* [What is being asked] Copy each line below exactly and leave the pictures out.

* [Extracted data entries]
-=-=-

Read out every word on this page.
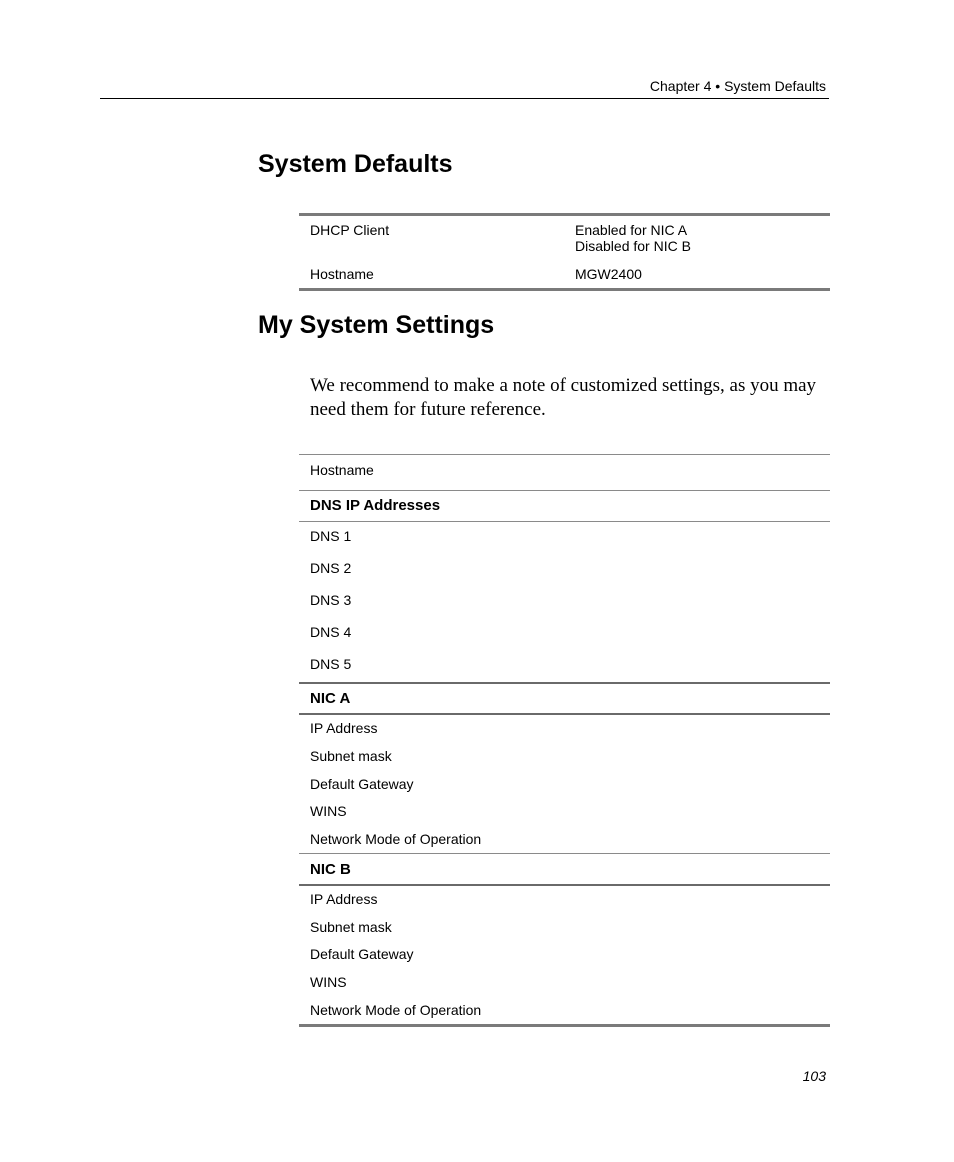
Chapter 4 • System Defaults
System Defaults
DHCP Client	Enabled for NIC A
Disabled for NIC B
Hostname	MGW2400
My System Settings

We recommend to make a note of customized settings, as you may need them for future reference.

Hostname
DNS IP Addresses
DNS 1
DNS 2
DNS 3
DNS 4
DNS 5
NIC A
IP Address
Subnet mask
Default Gateway
WINS
Network Mode of Operation
NIC B
IP Address
Subnet mask
Default Gateway
WINS
Network Mode of Operation
103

-=-=-

* [Exercise answer]
Read out every word on this page.
Chapter 4 • System Defaults
System Defaults
DHCP Client	Enabled for NIC A
Disabled for NIC B
Hostname	MGW2400
My System Settings

We recommend to make a note of customized settings, as you may need them for future reference.

Hostname
DNS IP Addresses
DNS 1
DNS 2
DNS 3
DNS 4
DNS 5
NIC A
IP Address
Subnet mask
Default Gateway
WINS
Network Mode of Operation
NIC B
IP Address
Subnet mask
Default Gateway
WINS
Network Mode of Operation
103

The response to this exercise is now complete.